Raw records
******************************
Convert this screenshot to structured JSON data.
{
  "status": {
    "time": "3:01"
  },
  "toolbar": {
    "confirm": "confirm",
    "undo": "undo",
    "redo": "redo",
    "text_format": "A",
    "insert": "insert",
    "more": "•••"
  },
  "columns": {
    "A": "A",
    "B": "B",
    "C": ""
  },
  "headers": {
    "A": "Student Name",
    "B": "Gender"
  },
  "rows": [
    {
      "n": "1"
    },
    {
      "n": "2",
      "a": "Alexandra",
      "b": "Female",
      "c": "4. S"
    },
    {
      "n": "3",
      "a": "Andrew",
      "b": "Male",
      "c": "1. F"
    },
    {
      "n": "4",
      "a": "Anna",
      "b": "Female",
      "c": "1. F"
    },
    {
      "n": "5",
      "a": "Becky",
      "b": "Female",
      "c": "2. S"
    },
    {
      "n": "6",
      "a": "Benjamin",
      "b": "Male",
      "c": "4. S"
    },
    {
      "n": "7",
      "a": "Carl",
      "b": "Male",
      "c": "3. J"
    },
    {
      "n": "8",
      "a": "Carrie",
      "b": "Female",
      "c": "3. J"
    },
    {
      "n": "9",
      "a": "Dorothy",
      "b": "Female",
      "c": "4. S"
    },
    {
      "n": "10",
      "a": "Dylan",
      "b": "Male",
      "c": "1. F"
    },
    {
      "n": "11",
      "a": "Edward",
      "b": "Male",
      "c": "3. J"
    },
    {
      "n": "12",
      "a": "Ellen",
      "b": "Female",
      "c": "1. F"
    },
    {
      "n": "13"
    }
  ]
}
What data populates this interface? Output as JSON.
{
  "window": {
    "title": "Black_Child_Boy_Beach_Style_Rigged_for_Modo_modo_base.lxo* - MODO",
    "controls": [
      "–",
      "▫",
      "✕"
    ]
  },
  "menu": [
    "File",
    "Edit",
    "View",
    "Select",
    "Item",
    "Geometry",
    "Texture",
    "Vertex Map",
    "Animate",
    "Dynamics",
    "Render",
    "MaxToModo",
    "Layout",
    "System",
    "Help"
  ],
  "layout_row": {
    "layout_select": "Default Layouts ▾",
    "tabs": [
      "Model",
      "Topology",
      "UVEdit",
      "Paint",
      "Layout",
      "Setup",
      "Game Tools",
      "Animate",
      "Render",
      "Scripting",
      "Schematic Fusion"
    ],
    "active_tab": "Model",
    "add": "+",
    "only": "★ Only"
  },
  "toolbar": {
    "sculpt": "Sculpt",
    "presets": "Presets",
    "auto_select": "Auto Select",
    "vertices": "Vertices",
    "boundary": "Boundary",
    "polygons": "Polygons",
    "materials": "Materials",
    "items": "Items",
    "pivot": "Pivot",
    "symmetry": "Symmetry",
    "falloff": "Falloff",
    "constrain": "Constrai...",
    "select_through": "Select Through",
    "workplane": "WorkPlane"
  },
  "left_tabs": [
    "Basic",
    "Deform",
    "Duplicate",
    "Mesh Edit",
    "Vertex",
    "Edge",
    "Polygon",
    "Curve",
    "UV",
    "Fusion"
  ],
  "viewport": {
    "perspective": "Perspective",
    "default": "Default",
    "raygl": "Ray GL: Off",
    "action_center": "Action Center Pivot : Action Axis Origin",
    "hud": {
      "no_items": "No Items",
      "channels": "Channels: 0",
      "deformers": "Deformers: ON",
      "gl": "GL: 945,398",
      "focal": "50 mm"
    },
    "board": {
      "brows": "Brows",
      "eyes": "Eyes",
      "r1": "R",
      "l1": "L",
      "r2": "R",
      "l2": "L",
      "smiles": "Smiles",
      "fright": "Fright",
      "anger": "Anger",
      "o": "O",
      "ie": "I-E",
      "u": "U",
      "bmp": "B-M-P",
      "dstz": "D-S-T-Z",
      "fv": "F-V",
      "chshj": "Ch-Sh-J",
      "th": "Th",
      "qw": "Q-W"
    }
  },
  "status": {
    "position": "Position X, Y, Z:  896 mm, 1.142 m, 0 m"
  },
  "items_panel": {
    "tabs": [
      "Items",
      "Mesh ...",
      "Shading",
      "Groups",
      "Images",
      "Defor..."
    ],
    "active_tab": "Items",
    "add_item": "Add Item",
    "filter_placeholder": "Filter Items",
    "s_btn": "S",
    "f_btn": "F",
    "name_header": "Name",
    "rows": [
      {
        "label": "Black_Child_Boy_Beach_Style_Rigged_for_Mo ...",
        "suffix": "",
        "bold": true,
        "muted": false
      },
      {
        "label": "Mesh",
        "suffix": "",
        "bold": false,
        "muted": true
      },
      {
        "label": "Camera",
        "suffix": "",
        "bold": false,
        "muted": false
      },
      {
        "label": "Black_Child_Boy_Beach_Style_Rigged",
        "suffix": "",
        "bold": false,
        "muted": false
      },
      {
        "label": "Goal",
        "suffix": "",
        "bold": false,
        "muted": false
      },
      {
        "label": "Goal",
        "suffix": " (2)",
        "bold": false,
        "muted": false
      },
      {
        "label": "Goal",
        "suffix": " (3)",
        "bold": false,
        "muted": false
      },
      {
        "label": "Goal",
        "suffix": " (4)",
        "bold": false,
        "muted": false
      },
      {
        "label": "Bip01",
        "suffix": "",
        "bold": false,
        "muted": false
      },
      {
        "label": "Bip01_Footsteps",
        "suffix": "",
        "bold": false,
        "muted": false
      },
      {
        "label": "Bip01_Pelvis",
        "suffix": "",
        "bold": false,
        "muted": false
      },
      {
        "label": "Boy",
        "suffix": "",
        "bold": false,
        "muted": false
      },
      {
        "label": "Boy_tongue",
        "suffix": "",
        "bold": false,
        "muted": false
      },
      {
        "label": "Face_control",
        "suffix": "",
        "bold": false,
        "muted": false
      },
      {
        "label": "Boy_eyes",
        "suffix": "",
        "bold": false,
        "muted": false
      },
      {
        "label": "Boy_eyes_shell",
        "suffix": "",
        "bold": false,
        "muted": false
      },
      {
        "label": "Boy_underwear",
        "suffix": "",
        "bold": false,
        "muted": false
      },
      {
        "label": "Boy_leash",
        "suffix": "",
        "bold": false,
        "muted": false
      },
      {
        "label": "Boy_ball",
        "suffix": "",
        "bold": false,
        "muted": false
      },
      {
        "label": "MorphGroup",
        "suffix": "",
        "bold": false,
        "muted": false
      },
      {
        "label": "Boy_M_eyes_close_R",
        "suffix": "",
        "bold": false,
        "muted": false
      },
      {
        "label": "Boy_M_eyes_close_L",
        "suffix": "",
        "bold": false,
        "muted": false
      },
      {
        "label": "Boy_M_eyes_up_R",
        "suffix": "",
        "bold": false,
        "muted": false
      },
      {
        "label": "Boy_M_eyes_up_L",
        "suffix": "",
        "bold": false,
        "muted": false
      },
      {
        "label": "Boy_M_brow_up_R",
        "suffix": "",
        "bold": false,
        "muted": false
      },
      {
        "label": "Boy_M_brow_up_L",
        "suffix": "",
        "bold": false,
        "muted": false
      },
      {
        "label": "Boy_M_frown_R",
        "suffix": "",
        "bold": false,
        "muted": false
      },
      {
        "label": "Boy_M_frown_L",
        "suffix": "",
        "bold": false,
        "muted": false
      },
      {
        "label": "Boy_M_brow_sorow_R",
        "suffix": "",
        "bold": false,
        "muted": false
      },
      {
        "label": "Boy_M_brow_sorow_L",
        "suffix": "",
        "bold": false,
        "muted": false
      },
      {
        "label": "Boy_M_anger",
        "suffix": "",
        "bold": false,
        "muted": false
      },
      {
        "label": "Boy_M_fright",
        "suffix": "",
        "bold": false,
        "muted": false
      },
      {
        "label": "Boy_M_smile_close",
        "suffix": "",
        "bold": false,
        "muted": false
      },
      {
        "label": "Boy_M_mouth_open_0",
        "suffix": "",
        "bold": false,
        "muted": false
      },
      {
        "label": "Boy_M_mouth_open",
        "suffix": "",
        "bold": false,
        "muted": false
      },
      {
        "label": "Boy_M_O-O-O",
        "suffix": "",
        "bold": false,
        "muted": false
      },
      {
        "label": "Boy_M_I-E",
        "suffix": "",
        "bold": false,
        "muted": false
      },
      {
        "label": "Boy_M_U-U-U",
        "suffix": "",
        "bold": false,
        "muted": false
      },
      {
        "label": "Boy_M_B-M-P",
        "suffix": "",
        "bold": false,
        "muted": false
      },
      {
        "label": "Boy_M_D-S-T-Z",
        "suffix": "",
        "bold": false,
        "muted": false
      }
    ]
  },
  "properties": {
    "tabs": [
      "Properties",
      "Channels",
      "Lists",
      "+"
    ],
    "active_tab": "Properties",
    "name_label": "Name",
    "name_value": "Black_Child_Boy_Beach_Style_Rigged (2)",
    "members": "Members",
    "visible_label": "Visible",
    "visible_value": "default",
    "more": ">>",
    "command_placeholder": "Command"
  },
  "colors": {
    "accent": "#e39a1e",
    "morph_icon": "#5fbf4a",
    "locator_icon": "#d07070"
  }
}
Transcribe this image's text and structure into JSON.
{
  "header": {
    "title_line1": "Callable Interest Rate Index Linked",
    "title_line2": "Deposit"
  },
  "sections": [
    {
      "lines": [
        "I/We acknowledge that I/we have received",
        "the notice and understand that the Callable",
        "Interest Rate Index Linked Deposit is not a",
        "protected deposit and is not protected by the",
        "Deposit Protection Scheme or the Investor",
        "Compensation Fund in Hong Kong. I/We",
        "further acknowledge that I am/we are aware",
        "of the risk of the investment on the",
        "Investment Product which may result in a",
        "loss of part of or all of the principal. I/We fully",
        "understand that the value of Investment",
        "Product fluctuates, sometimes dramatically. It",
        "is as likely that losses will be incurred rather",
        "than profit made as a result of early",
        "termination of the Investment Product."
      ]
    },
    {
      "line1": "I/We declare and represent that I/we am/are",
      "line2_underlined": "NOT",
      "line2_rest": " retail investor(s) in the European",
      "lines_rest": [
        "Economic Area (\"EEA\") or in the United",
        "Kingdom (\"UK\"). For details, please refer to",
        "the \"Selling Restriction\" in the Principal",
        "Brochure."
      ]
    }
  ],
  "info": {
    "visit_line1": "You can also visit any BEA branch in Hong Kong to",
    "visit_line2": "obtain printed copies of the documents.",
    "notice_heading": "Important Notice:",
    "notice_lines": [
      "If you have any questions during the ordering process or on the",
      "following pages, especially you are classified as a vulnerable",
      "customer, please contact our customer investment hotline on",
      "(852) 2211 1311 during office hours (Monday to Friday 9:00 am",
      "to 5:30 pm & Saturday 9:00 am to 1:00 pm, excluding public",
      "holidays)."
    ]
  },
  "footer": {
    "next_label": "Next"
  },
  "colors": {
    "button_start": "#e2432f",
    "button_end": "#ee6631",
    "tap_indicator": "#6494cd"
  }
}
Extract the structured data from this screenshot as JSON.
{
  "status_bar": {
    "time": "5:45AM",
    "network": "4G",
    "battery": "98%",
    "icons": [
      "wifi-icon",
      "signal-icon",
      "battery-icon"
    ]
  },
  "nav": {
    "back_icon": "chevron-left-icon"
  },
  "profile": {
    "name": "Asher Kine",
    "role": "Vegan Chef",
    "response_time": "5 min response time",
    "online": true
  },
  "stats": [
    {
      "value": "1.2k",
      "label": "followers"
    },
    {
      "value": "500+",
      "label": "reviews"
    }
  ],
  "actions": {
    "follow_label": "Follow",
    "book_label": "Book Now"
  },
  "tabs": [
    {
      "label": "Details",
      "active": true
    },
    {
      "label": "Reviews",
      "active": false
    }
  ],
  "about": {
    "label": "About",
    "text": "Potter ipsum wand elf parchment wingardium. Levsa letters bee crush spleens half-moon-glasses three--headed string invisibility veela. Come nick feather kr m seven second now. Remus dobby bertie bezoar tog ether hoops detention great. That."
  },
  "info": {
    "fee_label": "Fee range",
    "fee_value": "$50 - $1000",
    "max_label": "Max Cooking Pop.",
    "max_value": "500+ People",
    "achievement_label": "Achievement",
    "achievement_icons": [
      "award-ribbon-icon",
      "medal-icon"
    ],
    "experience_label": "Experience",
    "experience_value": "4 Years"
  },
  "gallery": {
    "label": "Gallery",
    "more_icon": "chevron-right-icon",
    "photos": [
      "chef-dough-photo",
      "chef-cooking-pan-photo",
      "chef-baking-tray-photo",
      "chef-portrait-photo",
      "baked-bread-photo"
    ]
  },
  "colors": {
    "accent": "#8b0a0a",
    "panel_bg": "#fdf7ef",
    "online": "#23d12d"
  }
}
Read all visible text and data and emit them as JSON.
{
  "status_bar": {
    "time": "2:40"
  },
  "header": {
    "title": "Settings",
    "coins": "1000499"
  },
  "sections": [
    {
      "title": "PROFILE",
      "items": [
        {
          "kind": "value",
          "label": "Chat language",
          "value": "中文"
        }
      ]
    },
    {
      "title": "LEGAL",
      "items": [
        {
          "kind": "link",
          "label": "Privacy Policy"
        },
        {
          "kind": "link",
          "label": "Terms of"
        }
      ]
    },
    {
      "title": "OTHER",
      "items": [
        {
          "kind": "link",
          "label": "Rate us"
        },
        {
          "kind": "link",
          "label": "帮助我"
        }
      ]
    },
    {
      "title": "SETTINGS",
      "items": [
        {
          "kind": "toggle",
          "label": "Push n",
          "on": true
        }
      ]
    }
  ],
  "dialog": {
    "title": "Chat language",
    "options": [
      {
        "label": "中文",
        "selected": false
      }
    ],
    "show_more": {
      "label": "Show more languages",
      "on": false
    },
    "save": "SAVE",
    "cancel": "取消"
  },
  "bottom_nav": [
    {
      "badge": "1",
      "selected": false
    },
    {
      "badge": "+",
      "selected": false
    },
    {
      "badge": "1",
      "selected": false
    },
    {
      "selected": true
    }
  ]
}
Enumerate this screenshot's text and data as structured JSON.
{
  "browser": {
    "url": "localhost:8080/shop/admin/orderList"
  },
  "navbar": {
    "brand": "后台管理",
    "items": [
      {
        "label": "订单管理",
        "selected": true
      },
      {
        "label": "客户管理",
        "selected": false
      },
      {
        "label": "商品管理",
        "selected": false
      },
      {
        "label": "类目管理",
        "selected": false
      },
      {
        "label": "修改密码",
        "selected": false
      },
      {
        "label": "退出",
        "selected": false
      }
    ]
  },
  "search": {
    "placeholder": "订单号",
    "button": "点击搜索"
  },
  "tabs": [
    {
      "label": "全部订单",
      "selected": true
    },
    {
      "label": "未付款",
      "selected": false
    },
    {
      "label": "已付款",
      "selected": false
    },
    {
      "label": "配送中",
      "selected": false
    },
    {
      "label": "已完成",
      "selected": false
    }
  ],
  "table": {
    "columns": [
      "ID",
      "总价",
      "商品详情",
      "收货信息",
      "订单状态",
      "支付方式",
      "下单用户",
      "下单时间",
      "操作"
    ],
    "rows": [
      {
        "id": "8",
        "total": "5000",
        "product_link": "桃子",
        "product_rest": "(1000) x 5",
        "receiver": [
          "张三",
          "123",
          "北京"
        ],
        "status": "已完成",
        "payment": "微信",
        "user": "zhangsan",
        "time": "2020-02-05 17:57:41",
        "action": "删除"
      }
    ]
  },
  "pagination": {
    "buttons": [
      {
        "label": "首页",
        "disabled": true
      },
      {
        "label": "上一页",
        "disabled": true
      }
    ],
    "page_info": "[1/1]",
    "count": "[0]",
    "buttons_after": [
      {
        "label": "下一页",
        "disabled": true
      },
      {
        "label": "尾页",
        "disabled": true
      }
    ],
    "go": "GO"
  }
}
******************************
Requirements →
Whichever lines contain the string "Interest", select and copy them.

Response to the exercise →
    "title_line1": "Callable Interest Rate Index Linked",
        "Interest Rate Index Linked Deposit is not a",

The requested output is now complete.